# START OF DATASET RECORDS

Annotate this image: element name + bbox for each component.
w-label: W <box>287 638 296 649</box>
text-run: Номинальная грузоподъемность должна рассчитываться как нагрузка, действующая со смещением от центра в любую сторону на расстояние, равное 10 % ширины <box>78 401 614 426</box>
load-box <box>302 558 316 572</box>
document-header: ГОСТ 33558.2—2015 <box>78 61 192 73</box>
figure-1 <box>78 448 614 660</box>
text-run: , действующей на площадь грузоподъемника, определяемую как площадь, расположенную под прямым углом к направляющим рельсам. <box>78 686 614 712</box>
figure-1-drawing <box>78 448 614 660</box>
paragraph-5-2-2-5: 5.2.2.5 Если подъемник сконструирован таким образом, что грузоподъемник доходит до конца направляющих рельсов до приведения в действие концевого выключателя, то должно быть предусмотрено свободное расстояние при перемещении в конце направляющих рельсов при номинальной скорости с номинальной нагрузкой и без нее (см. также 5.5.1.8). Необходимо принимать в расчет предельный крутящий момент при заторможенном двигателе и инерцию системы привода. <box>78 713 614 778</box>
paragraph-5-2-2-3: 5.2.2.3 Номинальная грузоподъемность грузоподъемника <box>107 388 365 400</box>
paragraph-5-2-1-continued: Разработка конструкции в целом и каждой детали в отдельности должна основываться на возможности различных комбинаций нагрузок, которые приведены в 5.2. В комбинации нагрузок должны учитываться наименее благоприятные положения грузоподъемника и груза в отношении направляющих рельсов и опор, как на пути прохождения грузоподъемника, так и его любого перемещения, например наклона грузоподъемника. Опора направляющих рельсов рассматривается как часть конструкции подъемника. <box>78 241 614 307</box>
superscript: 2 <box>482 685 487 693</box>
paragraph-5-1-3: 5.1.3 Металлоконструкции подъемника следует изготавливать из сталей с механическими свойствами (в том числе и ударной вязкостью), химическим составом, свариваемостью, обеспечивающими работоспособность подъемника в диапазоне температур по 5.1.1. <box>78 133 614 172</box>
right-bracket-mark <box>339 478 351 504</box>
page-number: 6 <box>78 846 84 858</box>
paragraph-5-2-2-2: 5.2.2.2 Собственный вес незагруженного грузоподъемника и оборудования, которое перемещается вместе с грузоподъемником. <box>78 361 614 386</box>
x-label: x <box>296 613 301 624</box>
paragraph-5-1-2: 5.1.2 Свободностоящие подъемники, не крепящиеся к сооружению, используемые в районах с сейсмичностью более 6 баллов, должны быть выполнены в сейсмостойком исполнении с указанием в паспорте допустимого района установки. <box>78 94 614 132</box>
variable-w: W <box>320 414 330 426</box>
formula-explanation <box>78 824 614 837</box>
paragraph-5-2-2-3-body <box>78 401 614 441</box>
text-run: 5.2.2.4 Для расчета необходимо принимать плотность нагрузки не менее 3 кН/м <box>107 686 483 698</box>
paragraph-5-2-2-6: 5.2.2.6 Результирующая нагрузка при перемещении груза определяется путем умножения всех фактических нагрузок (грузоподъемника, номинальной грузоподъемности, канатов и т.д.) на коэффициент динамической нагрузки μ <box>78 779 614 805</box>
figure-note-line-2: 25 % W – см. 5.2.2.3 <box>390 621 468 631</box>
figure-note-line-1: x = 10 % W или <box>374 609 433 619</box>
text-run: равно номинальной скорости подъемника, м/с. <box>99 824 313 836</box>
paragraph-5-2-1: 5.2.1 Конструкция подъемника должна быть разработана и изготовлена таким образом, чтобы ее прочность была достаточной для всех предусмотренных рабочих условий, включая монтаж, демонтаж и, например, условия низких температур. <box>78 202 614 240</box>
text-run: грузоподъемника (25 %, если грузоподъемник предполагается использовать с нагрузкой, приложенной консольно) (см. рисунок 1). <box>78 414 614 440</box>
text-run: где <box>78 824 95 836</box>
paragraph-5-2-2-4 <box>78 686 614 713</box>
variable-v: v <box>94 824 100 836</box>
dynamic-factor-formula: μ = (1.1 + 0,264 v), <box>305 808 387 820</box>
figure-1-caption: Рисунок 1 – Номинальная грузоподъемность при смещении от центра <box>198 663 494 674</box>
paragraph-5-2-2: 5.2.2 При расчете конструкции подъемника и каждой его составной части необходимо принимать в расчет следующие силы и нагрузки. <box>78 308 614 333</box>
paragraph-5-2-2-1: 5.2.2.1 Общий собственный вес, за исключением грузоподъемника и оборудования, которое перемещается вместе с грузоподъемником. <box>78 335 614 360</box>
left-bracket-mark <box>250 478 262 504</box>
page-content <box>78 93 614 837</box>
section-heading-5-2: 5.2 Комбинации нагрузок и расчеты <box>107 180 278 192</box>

# END OF DATASET RECORDS

**TASK DETAILS:**
Reproduce every item above line for line, with no changes.

**WRITTEN SOLUTION:**
Annotate this image: element name + bbox for each component.
w-label: W <box>287 638 296 649</box>
text-run: Номинальная грузоподъемность должна рассчитываться как нагрузка, действующая со смещением от центра в любую сторону на расстояние, равное 10 % ширины <box>78 401 614 426</box>
load-box <box>302 558 316 572</box>
document-header: ГОСТ 33558.2—2015 <box>78 61 192 73</box>
figure-1 <box>78 448 614 660</box>
text-run: , действующей на площадь грузоподъемника, определяемую как площадь, расположенную под прямым углом к направляющим рельсам. <box>78 686 614 712</box>
figure-1-drawing <box>78 448 614 660</box>
paragraph-5-2-2-5: 5.2.2.5 Если подъемник сконструирован таким образом, что грузоподъемник доходит до конца направляющих рельсов до приведения в действие концевого выключателя, то должно быть предусмотрено свободное расстояние при перемещении в конце направляющих рельсов при номинальной скорости с номинальной нагрузкой и без нее (см. также 5.5.1.8). Необходимо принимать в расчет предельный крутящий момент при заторможенном двигателе и инерцию системы привода. <box>78 713 614 778</box>
paragraph-5-2-2-3: 5.2.2.3 Номинальная грузоподъемность грузоподъемника <box>107 388 365 400</box>
paragraph-5-2-1-continued: Разработка конструкции в целом и каждой детали в отдельности должна основываться на возможности различных комбинаций нагрузок, которые приведены в 5.2. В комбинации нагрузок должны учитываться наименее благоприятные положения грузоподъемника и груза в отношении направляющих рельсов и опор, как на пути прохождения грузоподъемника, так и его любого перемещения, например наклона грузоподъемника. Опора направляющих рельсов рассматривается как часть конструкции подъемника. <box>78 241 614 307</box>
superscript: 2 <box>482 685 487 693</box>
paragraph-5-1-3: 5.1.3 Металлоконструкции подъемника следует изготавливать из сталей с механическими свойствами (в том числе и ударной вязкостью), химическим составом, свариваемостью, обеспечивающими работоспособность подъемника в диапазоне температур по 5.1.1. <box>78 133 614 172</box>
right-bracket-mark <box>339 478 351 504</box>
page-number: 6 <box>78 846 84 858</box>
paragraph-5-2-2-2: 5.2.2.2 Собственный вес незагруженного грузоподъемника и оборудования, которое перемещается вместе с грузоподъемником. <box>78 361 614 386</box>
x-label: x <box>296 613 301 624</box>
paragraph-5-1-2: 5.1.2 Свободностоящие подъемники, не крепящиеся к сооружению, используемые в районах с сейсмичностью более 6 баллов, должны быть выполнены в сейсмостойком исполнении с указанием в паспорте допустимого района установки. <box>78 94 614 132</box>
variable-w: W <box>320 414 330 426</box>
formula-explanation <box>78 824 614 837</box>
paragraph-5-2-2-3-body <box>78 401 614 441</box>
text-run: 5.2.2.4 Для расчета необходимо принимать плотность нагрузки не менее 3 кН/м <box>107 686 483 698</box>
paragraph-5-2-2-6: 5.2.2.6 Результирующая нагрузка при перемещении груза определяется путем умножения всех фактических нагрузок (грузоподъемника, номинальной грузоподъемности, канатов и т.д.) на коэффициент динамической нагрузки μ <box>78 779 614 805</box>
figure-note-line-2: 25 % W – см. 5.2.2.3 <box>390 621 468 631</box>
figure-note-line-1: x = 10 % W или <box>374 609 433 619</box>
text-run: равно номинальной скорости подъемника, м/с. <box>99 824 313 836</box>
paragraph-5-2-1: 5.2.1 Конструкция подъемника должна быть разработана и изготовлена таким образом, чтобы ее прочность была достаточной для всех предусмотренных рабочих условий, включая монтаж, демонтаж и, например, условия низких температур. <box>78 202 614 240</box>
text-run: грузоподъемника (25 %, если грузоподъемник предполагается использовать с нагрузкой, приложенной консольно) (см. рисунок 1). <box>78 414 614 440</box>
text-run: где <box>78 824 95 836</box>
paragraph-5-2-2-4 <box>78 686 614 713</box>
variable-v: v <box>94 824 100 836</box>
dynamic-factor-formula: μ = (1.1 + 0,264 v), <box>305 808 387 820</box>
figure-1-caption: Рисунок 1 – Номинальная грузоподъемность при смещении от центра <box>198 663 494 674</box>
paragraph-5-2-2: 5.2.2 При расчете конструкции подъемника и каждой его составной части необходимо принимать в расчет следующие силы и нагрузки. <box>78 308 614 333</box>
paragraph-5-2-2-1: 5.2.2.1 Общий собственный вес, за исключением грузоподъемника и оборудования, которое перемещается вместе с грузоподъемником. <box>78 335 614 360</box>
left-bracket-mark <box>250 478 262 504</box>
page-content <box>78 93 614 837</box>
section-heading-5-2: 5.2 Комбинации нагрузок и расчеты <box>107 180 278 192</box>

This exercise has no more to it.